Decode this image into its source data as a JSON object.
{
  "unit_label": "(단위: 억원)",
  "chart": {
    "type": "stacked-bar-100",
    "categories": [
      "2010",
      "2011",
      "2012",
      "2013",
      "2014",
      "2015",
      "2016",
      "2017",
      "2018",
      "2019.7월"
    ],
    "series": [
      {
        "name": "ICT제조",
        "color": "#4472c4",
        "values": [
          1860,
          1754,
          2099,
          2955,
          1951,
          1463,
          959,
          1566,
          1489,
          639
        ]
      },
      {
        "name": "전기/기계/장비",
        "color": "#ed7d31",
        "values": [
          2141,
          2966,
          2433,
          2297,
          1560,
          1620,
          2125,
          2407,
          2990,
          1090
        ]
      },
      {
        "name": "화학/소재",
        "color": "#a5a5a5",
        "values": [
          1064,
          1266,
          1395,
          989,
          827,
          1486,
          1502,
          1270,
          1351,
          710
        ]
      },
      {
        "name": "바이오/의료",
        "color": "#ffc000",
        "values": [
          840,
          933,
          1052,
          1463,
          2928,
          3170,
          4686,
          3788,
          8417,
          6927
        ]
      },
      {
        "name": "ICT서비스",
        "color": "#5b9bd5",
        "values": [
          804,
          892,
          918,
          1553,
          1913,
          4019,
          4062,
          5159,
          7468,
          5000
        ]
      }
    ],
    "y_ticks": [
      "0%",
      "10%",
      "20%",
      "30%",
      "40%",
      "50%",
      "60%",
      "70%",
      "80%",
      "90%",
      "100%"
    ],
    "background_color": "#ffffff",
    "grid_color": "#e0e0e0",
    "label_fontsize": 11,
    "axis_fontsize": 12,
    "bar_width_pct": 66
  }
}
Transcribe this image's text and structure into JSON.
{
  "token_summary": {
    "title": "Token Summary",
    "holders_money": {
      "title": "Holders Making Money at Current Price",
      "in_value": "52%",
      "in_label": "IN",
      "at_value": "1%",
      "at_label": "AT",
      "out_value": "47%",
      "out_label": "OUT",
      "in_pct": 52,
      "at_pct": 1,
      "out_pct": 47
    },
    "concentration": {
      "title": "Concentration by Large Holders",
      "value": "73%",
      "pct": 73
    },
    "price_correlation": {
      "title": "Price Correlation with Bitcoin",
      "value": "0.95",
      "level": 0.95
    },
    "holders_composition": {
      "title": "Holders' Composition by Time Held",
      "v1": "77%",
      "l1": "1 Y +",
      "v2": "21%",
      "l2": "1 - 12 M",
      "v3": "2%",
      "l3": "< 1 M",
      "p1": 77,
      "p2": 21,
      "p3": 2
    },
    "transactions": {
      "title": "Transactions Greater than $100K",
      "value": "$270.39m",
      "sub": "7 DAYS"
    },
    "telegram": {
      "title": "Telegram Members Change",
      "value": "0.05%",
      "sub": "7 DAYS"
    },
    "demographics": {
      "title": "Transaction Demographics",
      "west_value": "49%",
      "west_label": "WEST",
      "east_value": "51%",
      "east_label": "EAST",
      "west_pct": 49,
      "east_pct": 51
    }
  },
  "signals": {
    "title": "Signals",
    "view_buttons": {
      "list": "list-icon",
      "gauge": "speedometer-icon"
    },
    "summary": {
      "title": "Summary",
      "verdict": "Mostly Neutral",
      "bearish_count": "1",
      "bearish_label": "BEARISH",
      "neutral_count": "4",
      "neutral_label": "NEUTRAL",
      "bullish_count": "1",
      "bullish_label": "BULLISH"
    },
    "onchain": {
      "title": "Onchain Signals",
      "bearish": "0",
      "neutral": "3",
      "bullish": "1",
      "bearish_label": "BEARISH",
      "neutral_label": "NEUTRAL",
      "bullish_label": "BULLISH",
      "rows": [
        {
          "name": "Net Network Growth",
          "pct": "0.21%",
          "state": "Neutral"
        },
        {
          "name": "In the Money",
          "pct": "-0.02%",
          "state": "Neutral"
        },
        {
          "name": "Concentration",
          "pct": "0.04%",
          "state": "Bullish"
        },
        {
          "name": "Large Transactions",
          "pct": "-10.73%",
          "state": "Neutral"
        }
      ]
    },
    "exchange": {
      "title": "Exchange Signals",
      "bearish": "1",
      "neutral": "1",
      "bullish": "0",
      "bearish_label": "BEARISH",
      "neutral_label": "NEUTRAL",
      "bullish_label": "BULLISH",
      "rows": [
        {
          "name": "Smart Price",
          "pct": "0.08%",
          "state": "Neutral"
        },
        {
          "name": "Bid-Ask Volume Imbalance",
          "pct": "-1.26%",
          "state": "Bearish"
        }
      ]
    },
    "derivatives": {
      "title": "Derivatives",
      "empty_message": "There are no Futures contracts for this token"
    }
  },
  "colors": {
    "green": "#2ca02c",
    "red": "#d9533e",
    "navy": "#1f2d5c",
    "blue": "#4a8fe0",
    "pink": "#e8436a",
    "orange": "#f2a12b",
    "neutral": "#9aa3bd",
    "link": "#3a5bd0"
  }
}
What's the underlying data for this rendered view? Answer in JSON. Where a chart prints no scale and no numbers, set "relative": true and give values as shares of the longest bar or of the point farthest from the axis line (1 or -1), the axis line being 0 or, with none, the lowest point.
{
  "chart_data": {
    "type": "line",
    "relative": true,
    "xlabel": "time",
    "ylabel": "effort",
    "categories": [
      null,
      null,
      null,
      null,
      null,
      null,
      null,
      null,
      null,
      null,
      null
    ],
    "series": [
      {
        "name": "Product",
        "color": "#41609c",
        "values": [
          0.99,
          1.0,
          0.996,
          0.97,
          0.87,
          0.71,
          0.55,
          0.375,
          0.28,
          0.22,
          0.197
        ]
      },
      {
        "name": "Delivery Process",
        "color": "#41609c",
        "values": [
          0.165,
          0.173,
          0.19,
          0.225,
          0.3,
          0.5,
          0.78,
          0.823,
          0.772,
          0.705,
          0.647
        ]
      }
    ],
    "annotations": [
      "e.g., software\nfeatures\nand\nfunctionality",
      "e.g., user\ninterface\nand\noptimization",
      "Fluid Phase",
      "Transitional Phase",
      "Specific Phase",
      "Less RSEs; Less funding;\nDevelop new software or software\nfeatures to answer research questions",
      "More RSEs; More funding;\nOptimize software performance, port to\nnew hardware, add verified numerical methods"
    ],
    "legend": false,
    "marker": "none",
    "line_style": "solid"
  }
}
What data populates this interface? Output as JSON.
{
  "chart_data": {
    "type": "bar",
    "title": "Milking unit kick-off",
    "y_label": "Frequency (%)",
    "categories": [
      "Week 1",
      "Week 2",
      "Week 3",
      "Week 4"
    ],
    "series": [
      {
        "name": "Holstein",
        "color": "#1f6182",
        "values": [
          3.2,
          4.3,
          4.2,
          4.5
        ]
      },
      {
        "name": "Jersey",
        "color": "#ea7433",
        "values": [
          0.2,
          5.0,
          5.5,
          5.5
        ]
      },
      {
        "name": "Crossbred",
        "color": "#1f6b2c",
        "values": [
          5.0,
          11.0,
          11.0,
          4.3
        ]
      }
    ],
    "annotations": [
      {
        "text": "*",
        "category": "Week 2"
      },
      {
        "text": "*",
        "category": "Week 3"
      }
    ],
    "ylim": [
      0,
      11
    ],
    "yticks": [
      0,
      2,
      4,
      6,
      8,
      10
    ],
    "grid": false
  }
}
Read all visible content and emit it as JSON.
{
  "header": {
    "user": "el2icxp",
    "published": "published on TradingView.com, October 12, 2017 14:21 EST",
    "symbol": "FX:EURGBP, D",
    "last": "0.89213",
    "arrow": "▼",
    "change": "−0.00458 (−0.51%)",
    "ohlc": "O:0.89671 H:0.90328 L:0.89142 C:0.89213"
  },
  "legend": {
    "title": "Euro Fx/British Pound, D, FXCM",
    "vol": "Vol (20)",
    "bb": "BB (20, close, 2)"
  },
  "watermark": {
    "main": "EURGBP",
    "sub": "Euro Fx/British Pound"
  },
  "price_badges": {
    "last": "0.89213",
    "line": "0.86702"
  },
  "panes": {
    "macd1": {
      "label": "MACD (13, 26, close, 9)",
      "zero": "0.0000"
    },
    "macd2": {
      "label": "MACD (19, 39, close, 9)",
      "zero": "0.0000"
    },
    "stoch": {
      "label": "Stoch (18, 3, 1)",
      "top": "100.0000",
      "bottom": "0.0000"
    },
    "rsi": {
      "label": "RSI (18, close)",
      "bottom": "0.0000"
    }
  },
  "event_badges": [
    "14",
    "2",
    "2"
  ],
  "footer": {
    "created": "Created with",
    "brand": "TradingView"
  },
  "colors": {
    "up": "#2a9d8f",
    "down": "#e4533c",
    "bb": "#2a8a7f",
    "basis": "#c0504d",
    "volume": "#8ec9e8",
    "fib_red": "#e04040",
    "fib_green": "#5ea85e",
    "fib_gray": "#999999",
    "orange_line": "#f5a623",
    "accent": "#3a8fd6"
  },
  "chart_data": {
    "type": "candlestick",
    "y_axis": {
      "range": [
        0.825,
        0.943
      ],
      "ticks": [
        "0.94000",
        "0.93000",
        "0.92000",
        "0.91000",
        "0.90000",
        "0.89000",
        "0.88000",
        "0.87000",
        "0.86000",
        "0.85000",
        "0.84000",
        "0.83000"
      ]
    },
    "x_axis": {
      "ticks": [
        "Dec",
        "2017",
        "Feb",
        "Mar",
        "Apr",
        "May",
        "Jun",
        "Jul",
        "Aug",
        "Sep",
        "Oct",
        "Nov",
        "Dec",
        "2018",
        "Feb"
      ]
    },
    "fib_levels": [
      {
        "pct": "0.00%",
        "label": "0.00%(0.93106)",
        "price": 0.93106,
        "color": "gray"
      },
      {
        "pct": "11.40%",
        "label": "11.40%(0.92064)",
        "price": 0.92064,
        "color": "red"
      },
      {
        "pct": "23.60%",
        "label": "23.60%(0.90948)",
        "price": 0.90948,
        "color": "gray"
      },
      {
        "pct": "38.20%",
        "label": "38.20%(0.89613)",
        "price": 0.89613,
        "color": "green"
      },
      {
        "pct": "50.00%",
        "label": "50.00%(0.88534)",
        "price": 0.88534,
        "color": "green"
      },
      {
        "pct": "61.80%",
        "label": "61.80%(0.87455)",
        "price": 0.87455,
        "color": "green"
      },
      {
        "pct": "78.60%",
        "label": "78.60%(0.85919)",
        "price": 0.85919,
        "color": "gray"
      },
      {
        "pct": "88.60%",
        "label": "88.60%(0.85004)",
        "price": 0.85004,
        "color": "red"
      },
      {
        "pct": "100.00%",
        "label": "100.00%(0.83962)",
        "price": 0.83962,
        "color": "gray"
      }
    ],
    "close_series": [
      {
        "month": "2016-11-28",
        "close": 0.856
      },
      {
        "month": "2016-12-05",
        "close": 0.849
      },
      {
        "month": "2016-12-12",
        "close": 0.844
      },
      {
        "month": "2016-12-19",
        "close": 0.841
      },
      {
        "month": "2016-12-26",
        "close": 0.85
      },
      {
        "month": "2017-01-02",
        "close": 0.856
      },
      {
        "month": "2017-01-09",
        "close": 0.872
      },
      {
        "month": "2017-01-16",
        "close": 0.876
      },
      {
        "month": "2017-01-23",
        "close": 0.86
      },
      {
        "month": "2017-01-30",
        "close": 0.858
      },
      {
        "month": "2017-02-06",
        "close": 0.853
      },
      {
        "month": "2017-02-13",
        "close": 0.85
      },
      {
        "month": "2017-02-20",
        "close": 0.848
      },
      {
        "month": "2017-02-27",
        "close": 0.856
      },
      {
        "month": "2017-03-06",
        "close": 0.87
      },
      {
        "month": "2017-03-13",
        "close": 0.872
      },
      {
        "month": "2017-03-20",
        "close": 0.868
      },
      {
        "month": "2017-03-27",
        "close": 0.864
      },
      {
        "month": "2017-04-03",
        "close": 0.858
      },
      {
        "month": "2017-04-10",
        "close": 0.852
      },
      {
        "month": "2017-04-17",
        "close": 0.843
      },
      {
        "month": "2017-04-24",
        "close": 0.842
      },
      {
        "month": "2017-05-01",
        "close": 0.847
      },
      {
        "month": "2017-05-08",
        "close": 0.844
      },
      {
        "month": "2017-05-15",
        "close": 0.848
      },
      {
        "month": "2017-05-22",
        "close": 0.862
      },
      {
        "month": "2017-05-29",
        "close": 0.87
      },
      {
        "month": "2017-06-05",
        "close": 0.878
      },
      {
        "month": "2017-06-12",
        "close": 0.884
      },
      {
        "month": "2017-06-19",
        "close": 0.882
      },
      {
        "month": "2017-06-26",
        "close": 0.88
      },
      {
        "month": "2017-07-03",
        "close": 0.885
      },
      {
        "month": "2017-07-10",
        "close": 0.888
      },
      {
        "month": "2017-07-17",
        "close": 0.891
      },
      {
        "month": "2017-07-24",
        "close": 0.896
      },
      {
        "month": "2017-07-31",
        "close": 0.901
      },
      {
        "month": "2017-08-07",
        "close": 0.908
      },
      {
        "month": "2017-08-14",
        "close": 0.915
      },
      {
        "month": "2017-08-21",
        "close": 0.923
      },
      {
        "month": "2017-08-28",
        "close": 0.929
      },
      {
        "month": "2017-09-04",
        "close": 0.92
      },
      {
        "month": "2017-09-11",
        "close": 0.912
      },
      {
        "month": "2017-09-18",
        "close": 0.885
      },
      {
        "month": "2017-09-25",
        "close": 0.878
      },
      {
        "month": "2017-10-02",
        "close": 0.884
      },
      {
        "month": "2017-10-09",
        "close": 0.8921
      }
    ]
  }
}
■ ■ ■ ■ ■ ■ ■
**Required task**
Copy out every line in the entries above that holds "type".

**Reply**
    "type": "stacked-bar-100",
    "type": "line",
    "type": "bar",
    "type": "candlestick",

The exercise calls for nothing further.